╔══

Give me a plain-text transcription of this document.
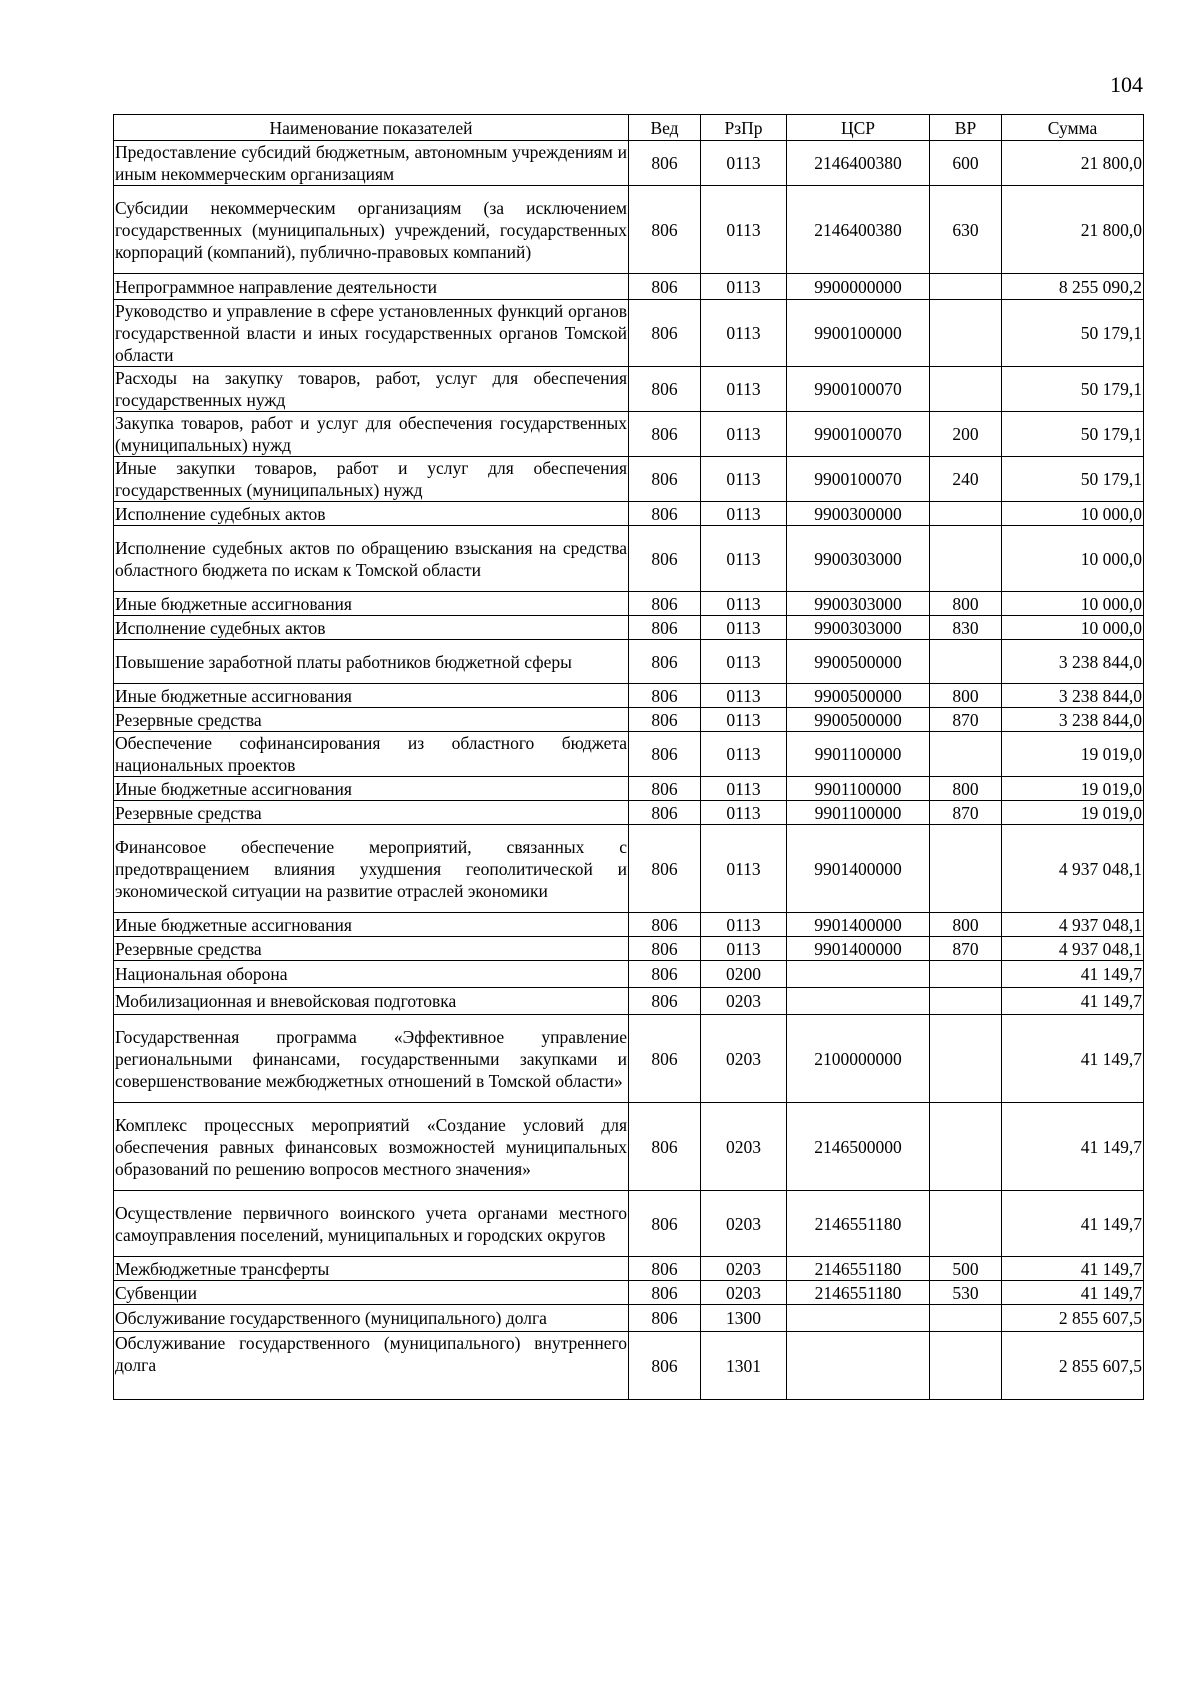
104
Наименование показателей	Вед	РзПр	ЦСР	ВР	Сумма
Предоставление субсидий бюджетным, автономным учреждениям и иным некоммерческим организациям	806	0113	2146400380	600	21 800,0
Субсидии некоммерческим организациям (за исключением государственных (муниципальных) учреждений, государственных корпораций (компаний), публично-правовых компаний)	806	0113	2146400380	630	21 800,0
Непрограммное направление деятельности	806	0113	9900000000		8 255 090,2
Руководство и управление в сфере установленных функций органов государственной власти и иных государственных органов Томской области	806	0113	9900100000		50 179,1
Расходы на закупку товаров, работ, услуг для обеспечения государственных нужд	806	0113	9900100070		50 179,1
Закупка товаров, работ и услуг для обеспечения государственных (муниципальных) нужд	806	0113	9900100070	200	50 179,1
Иные закупки товаров, работ и услуг для обеспечения государственных (муниципальных) нужд	806	0113	9900100070	240	50 179,1
Исполнение судебных актов	806	0113	9900300000		10 000,0
Исполнение судебных актов по обращению взыскания на средства областного бюджета по искам к Томской области	806	0113	9900303000		10 000,0
Иные бюджетные ассигнования	806	0113	9900303000	800	10 000,0
Исполнение судебных актов	806	0113	9900303000	830	10 000,0
Повышение заработной платы работников бюджетной сферы	806	0113	9900500000		3 238 844,0
Иные бюджетные ассигнования	806	0113	9900500000	800	3 238 844,0
Резервные средства	806	0113	9900500000	870	3 238 844,0
Обеспечение софинансирования из областного бюджета национальных проектов	806	0113	9901100000		19 019,0
Иные бюджетные ассигнования	806	0113	9901100000	800	19 019,0
Резервные средства	806	0113	9901100000	870	19 019,0
Финансовое обеспечение мероприятий, связанных с предотвращением влияния ухудшения геополитической и экономической ситуации на развитие отраслей экономики	806	0113	9901400000		4 937 048,1
Иные бюджетные ассигнования	806	0113	9901400000	800	4 937 048,1
Резервные средства	806	0113	9901400000	870	4 937 048,1
Национальная оборона	806	0200			41 149,7
Мобилизационная и вневойсковая подготовка	806	0203			41 149,7
Государственная программа «Эффективное управление региональными финансами, государственными закупками и совершенствование межбюджетных отношений в Томской области»	806	0203	2100000000		41 149,7
Комплекс процессных мероприятий «Создание условий для обеспечения равных финансовых возможностей муниципальных образований по решению вопросов местного значения»	806	0203	2146500000		41 149,7
Осуществление первичного воинского учета органами местного самоуправления поселений, муниципальных и городских округов	806	0203	2146551180		41 149,7
Межбюджетные трансферты	806	0203	2146551180	500	41 149,7
Субвенции	806	0203	2146551180	530	41 149,7
Обслуживание государственного (муниципального) долга	806	1300			2 855 607,5
Обслуживание государственного (муниципального) внутреннего долга	806	1301			2 855 607,5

╚══

■ Directions
All of the entries need to be transcribed word for word; pictures are left out.

■ Exercise response
Give me a plain-text transcription of this document.
104
Наименование показателей	Вед	РзПр	ЦСР	ВР	Сумма
Предоставление субсидий бюджетным, автономным учреждениям и иным некоммерческим организациям	806	0113	2146400380	600	21 800,0
Субсидии некоммерческим организациям (за исключением государственных (муниципальных) учреждений, государственных корпораций (компаний), публично-правовых компаний)	806	0113	2146400380	630	21 800,0
Непрограммное направление деятельности	806	0113	9900000000		8 255 090,2
Руководство и управление в сфере установленных функций органов государственной власти и иных государственных органов Томской области	806	0113	9900100000		50 179,1
Расходы на закупку товаров, работ, услуг для обеспечения государственных нужд	806	0113	9900100070		50 179,1
Закупка товаров, работ и услуг для обеспечения государственных (муниципальных) нужд	806	0113	9900100070	200	50 179,1
Иные закупки товаров, работ и услуг для обеспечения государственных (муниципальных) нужд	806	0113	9900100070	240	50 179,1
Исполнение судебных актов	806	0113	9900300000		10 000,0
Исполнение судебных актов по обращению взыскания на средства областного бюджета по искам к Томской области	806	0113	9900303000		10 000,0
Иные бюджетные ассигнования	806	0113	9900303000	800	10 000,0
Исполнение судебных актов	806	0113	9900303000	830	10 000,0
Повышение заработной платы работников бюджетной сферы	806	0113	9900500000		3 238 844,0
Иные бюджетные ассигнования	806	0113	9900500000	800	3 238 844,0
Резервные средства	806	0113	9900500000	870	3 238 844,0
Обеспечение софинансирования из областного бюджета национальных проектов	806	0113	9901100000		19 019,0
Иные бюджетные ассигнования	806	0113	9901100000	800	19 019,0
Резервные средства	806	0113	9901100000	870	19 019,0
Финансовое обеспечение мероприятий, связанных с предотвращением влияния ухудшения геополитической и экономической ситуации на развитие отраслей экономики	806	0113	9901400000		4 937 048,1
Иные бюджетные ассигнования	806	0113	9901400000	800	4 937 048,1
Резервные средства	806	0113	9901400000	870	4 937 048,1
Национальная оборона	806	0200			41 149,7
Мобилизационная и вневойсковая подготовка	806	0203			41 149,7
Государственная программа «Эффективное управление региональными финансами, государственными закупками и совершенствование межбюджетных отношений в Томской области»	806	0203	2100000000		41 149,7
Комплекс процессных мероприятий «Создание условий для обеспечения равных финансовых возможностей муниципальных образований по решению вопросов местного значения»	806	0203	2146500000		41 149,7
Осуществление первичного воинского учета органами местного самоуправления поселений, муниципальных и городских округов	806	0203	2146551180		41 149,7
Межбюджетные трансферты	806	0203	2146551180	500	41 149,7
Субвенции	806	0203	2146551180	530	41 149,7
Обслуживание государственного (муниципального) долга	806	1300			2 855 607,5
Обслуживание государственного (муниципального) внутреннего долга	806	1301			2 855 607,5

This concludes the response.